[Figure collection entries]

_____

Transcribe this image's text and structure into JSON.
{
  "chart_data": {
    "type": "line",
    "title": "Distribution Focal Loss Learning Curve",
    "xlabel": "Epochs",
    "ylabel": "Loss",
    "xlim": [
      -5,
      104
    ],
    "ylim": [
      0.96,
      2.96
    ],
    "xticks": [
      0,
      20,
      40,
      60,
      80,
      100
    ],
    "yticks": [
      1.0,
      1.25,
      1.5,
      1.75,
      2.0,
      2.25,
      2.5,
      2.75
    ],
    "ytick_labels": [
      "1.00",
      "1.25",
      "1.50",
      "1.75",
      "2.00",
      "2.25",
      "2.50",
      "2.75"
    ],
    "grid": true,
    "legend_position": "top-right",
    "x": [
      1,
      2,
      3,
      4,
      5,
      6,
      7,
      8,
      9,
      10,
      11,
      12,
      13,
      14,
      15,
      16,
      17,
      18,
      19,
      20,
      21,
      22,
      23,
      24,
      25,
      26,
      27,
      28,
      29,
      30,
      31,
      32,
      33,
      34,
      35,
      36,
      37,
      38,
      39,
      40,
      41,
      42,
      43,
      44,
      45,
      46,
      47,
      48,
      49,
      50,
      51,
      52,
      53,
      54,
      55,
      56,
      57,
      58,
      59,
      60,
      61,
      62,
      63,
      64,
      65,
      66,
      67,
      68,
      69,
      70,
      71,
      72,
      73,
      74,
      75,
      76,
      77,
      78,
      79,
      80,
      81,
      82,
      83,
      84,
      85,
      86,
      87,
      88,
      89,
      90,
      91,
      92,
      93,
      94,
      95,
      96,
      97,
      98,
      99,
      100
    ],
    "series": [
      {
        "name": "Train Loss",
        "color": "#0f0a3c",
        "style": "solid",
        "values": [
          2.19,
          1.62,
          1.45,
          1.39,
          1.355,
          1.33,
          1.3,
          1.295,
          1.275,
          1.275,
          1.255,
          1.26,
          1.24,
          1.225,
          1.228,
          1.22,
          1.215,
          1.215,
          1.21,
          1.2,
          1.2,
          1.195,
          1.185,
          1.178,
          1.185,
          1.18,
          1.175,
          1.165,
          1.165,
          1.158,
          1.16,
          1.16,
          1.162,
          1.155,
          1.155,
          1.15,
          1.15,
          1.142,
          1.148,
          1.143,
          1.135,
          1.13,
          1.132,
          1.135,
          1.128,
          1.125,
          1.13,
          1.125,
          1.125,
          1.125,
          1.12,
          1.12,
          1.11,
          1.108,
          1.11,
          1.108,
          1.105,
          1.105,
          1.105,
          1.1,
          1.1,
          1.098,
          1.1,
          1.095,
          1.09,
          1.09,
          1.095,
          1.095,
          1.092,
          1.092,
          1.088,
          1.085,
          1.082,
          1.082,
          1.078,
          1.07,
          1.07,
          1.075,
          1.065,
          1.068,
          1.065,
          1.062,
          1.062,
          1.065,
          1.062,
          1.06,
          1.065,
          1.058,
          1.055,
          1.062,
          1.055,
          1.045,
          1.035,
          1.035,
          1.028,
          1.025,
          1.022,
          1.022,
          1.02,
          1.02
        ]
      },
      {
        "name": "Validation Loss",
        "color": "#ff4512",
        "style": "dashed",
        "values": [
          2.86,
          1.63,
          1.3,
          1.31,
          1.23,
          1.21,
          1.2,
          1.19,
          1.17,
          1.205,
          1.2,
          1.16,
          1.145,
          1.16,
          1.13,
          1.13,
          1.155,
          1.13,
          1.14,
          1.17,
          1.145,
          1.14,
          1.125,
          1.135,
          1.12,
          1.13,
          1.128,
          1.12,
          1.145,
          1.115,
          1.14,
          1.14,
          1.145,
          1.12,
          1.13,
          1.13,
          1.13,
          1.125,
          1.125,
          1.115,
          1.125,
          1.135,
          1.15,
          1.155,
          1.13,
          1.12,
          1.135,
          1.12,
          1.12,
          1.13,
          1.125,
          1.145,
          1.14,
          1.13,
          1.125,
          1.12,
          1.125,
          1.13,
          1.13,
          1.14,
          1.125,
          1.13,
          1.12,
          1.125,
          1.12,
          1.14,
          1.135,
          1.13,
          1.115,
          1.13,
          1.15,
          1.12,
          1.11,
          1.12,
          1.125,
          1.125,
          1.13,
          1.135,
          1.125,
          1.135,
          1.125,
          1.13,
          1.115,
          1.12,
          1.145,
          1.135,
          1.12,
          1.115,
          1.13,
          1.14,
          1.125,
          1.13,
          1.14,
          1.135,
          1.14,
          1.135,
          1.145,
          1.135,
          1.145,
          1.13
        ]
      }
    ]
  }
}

_____

▶ AIM
Write out the full listing exactly as given.

▶ THE REPLY
Transcribe this image's text and structure into JSON.
{
  "chart_data": {
    "type": "line",
    "title": "Distribution Focal Loss Learning Curve",
    "xlabel": "Epochs",
    "ylabel": "Loss",
    "xlim": [
      -5,
      104
    ],
    "ylim": [
      0.96,
      2.96
    ],
    "xticks": [
      0,
      20,
      40,
      60,
      80,
      100
    ],
    "yticks": [
      1.0,
      1.25,
      1.5,
      1.75,
      2.0,
      2.25,
      2.5,
      2.75
    ],
    "ytick_labels": [
      "1.00",
      "1.25",
      "1.50",
      "1.75",
      "2.00",
      "2.25",
      "2.50",
      "2.75"
    ],
    "grid": true,
    "legend_position": "top-right",
    "x": [
      1,
      2,
      3,
      4,
      5,
      6,
      7,
      8,
      9,
      10,
      11,
      12,
      13,
      14,
      15,
      16,
      17,
      18,
      19,
      20,
      21,
      22,
      23,
      24,
      25,
      26,
      27,
      28,
      29,
      30,
      31,
      32,
      33,
      34,
      35,
      36,
      37,
      38,
      39,
      40,
      41,
      42,
      43,
      44,
      45,
      46,
      47,
      48,
      49,
      50,
      51,
      52,
      53,
      54,
      55,
      56,
      57,
      58,
      59,
      60,
      61,
      62,
      63,
      64,
      65,
      66,
      67,
      68,
      69,
      70,
      71,
      72,
      73,
      74,
      75,
      76,
      77,
      78,
      79,
      80,
      81,
      82,
      83,
      84,
      85,
      86,
      87,
      88,
      89,
      90,
      91,
      92,
      93,
      94,
      95,
      96,
      97,
      98,
      99,
      100
    ],
    "series": [
      {
        "name": "Train Loss",
        "color": "#0f0a3c",
        "style": "solid",
        "values": [
          2.19,
          1.62,
          1.45,
          1.39,
          1.355,
          1.33,
          1.3,
          1.295,
          1.275,
          1.275,
          1.255,
          1.26,
          1.24,
          1.225,
          1.228,
          1.22,
          1.215,
          1.215,
          1.21,
          1.2,
          1.2,
          1.195,
          1.185,
          1.178,
          1.185,
          1.18,
          1.175,
          1.165,
          1.165,
          1.158,
          1.16,
          1.16,
          1.162,
          1.155,
          1.155,
          1.15,
          1.15,
          1.142,
          1.148,
          1.143,
          1.135,
          1.13,
          1.132,
          1.135,
          1.128,
          1.125,
          1.13,
          1.125,
          1.125,
          1.125,
          1.12,
          1.12,
          1.11,
          1.108,
          1.11,
          1.108,
          1.105,
          1.105,
          1.105,
          1.1,
          1.1,
          1.098,
          1.1,
          1.095,
          1.09,
          1.09,
          1.095,
          1.095,
          1.092,
          1.092,
          1.088,
          1.085,
          1.082,
          1.082,
          1.078,
          1.07,
          1.07,
          1.075,
          1.065,
          1.068,
          1.065,
          1.062,
          1.062,
          1.065,
          1.062,
          1.06,
          1.065,
          1.058,
          1.055,
          1.062,
          1.055,
          1.045,
          1.035,
          1.035,
          1.028,
          1.025,
          1.022,
          1.022,
          1.02,
          1.02
        ]
      },
      {
        "name": "Validation Loss",
        "color": "#ff4512",
        "style": "dashed",
        "values": [
          2.86,
          1.63,
          1.3,
          1.31,
          1.23,
          1.21,
          1.2,
          1.19,
          1.17,
          1.205,
          1.2,
          1.16,
          1.145,
          1.16,
          1.13,
          1.13,
          1.155,
          1.13,
          1.14,
          1.17,
          1.145,
          1.14,
          1.125,
          1.135,
          1.12,
          1.13,
          1.128,
          1.12,
          1.145,
          1.115,
          1.14,
          1.14,
          1.145,
          1.12,
          1.13,
          1.13,
          1.13,
          1.125,
          1.125,
          1.115,
          1.125,
          1.135,
          1.15,
          1.155,
          1.13,
          1.12,
          1.135,
          1.12,
          1.12,
          1.13,
          1.125,
          1.145,
          1.14,
          1.13,
          1.125,
          1.12,
          1.125,
          1.13,
          1.13,
          1.14,
          1.125,
          1.13,
          1.12,
          1.125,
          1.12,
          1.14,
          1.135,
          1.13,
          1.115,
          1.13,
          1.15,
          1.12,
          1.11,
          1.12,
          1.125,
          1.125,
          1.13,
          1.135,
          1.125,
          1.135,
          1.125,
          1.13,
          1.115,
          1.12,
          1.145,
          1.135,
          1.12,
          1.115,
          1.13,
          1.14,
          1.125,
          1.13,
          1.14,
          1.135,
          1.14,
          1.135,
          1.145,
          1.135,
          1.145,
          1.13
        ]
      }
    ]
  }
}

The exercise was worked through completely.